### SET PROBLEM
Report all lines from the entries below in which "interest" appears.

### DATA FOR THIS TASK
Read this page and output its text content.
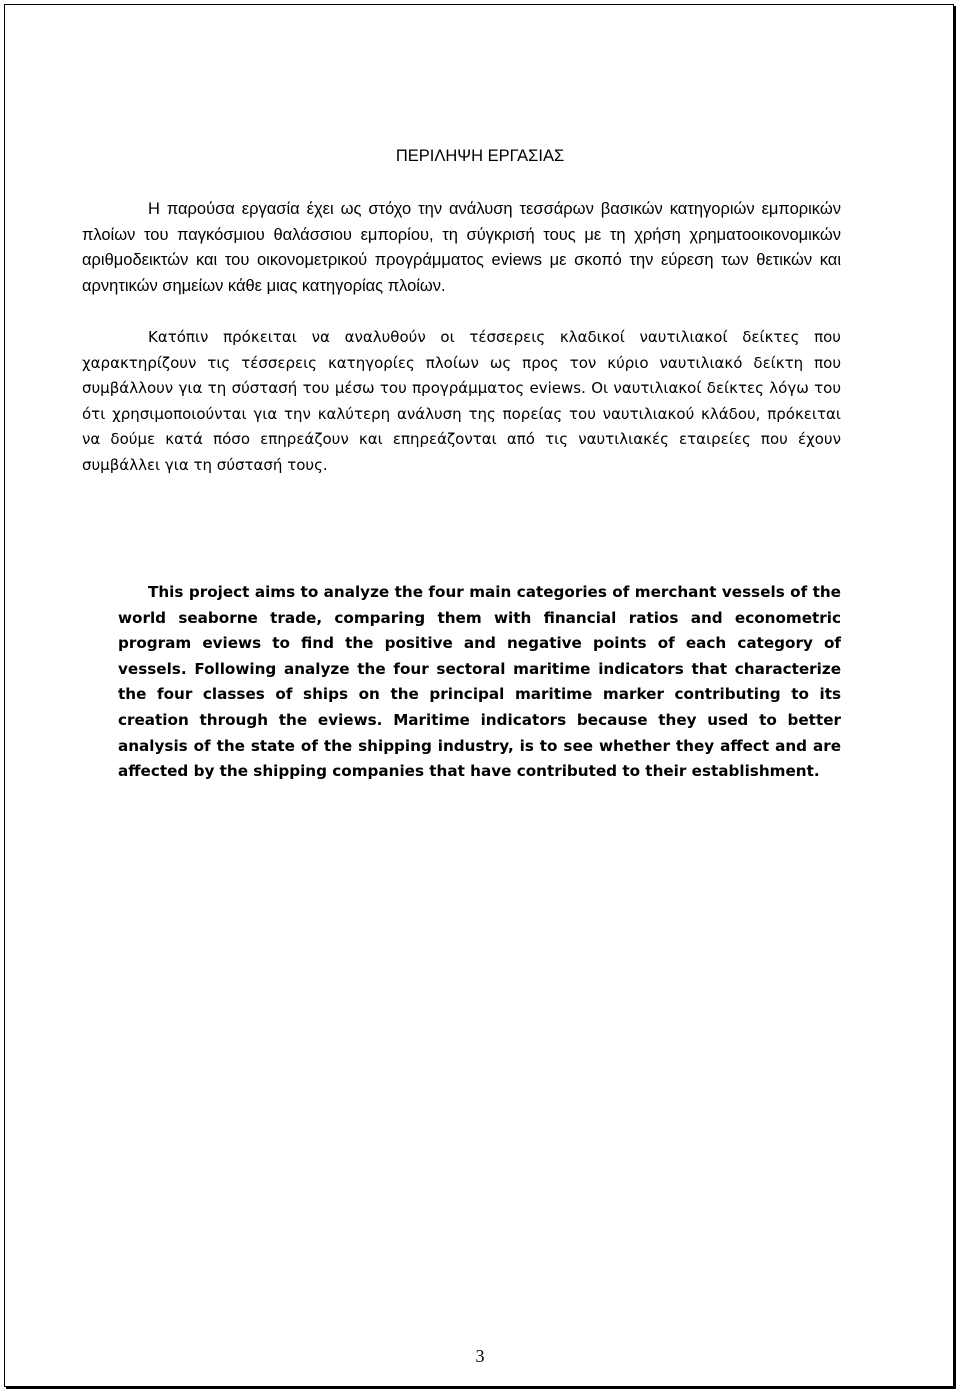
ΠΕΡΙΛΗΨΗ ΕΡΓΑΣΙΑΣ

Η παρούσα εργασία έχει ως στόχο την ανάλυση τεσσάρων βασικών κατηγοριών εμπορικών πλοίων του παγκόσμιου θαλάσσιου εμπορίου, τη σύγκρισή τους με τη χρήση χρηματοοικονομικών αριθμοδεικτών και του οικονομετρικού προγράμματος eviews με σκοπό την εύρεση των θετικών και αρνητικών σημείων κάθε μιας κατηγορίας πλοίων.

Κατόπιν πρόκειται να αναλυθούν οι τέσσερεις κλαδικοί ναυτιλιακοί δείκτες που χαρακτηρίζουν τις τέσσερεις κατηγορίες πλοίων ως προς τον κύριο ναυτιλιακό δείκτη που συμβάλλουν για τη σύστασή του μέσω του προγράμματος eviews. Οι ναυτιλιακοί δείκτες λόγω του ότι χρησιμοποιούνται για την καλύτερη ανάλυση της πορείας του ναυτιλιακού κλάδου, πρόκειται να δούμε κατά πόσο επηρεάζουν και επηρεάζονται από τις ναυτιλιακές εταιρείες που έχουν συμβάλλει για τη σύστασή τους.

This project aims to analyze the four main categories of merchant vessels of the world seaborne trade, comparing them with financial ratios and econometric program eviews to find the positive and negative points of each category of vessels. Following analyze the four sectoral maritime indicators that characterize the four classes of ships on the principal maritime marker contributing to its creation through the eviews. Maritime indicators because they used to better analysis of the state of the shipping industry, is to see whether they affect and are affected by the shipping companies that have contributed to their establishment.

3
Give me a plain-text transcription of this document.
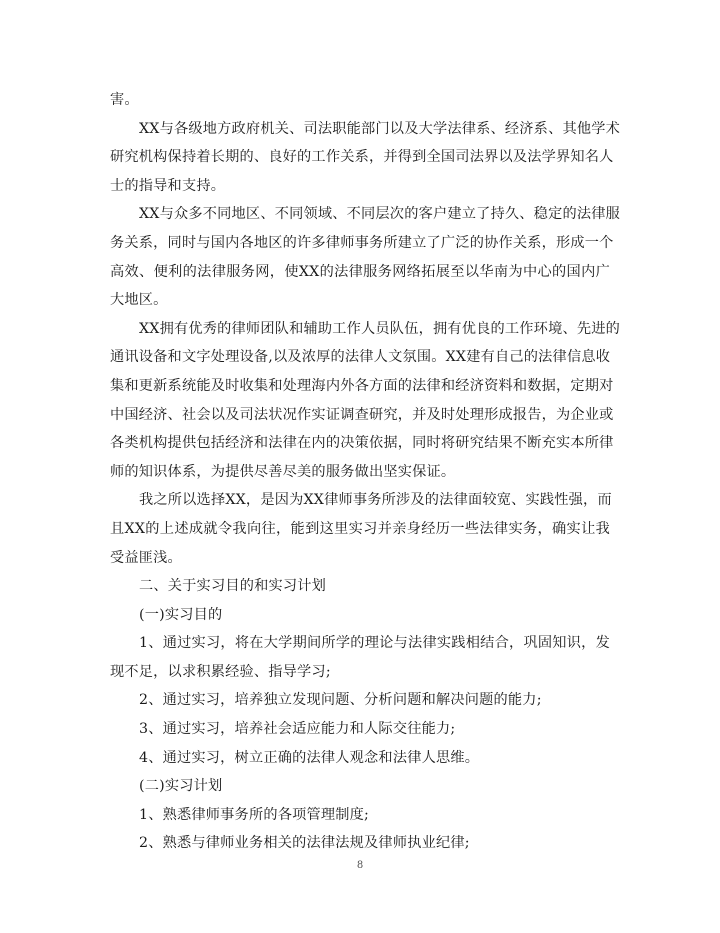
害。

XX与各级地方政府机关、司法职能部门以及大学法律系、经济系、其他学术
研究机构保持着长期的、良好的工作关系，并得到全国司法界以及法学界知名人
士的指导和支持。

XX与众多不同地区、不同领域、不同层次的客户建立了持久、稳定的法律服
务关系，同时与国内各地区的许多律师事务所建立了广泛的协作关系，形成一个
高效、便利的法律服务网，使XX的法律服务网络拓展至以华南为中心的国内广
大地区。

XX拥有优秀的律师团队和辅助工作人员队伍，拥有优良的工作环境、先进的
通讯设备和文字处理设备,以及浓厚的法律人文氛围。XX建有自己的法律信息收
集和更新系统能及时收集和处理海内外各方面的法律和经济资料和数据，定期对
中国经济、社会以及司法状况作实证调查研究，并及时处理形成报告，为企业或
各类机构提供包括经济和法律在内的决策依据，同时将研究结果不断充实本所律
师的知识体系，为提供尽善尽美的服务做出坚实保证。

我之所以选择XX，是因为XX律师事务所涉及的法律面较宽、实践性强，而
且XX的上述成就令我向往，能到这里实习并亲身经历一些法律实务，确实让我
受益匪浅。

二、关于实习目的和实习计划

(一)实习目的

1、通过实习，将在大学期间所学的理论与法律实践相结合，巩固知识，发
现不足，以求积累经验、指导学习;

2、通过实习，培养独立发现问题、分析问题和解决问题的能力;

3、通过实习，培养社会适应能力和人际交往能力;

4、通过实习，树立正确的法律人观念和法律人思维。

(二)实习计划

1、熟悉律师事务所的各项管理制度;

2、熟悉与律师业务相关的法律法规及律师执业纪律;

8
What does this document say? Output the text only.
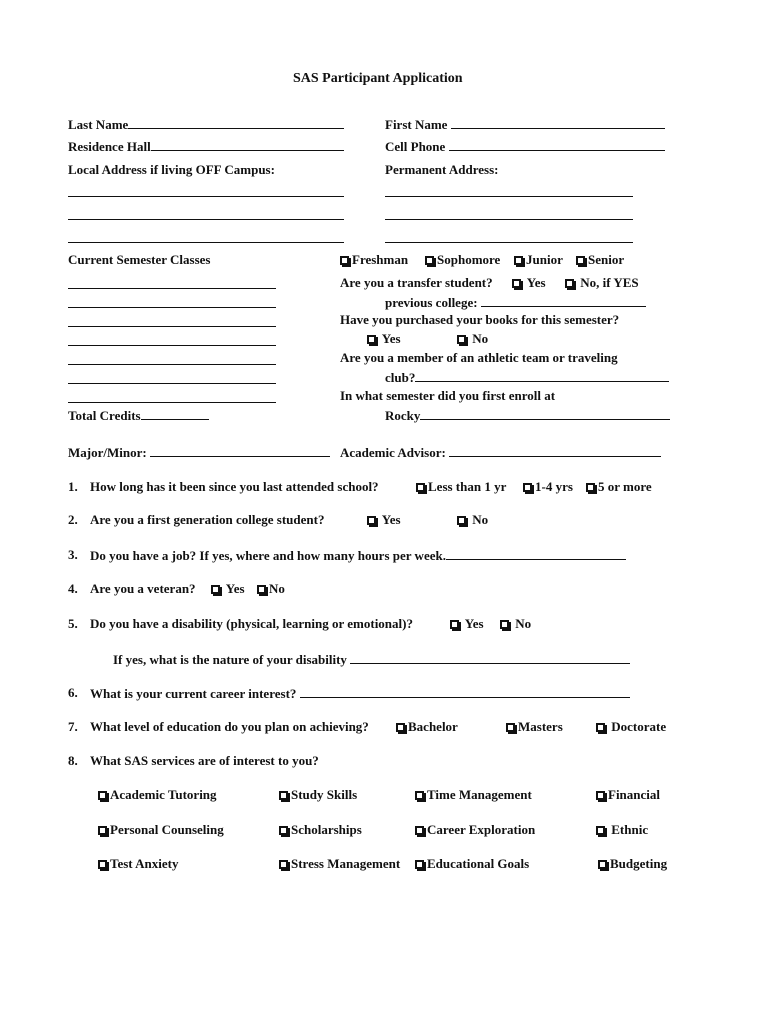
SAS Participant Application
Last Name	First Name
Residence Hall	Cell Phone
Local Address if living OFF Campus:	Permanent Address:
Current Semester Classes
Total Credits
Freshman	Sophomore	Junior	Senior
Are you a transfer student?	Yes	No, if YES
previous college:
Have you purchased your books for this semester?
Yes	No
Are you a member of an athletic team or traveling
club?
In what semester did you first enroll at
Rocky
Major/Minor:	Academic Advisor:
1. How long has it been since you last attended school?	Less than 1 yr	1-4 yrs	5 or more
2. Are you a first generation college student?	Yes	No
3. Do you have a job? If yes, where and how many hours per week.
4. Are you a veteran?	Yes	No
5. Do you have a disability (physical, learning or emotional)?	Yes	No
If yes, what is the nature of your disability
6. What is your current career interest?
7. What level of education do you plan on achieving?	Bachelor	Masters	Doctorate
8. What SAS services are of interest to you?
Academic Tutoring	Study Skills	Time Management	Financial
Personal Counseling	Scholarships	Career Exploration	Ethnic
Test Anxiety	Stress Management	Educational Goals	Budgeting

### WRITTEN SOLUTION
6. What is your current career interest?
8. What SAS services are of interest to you?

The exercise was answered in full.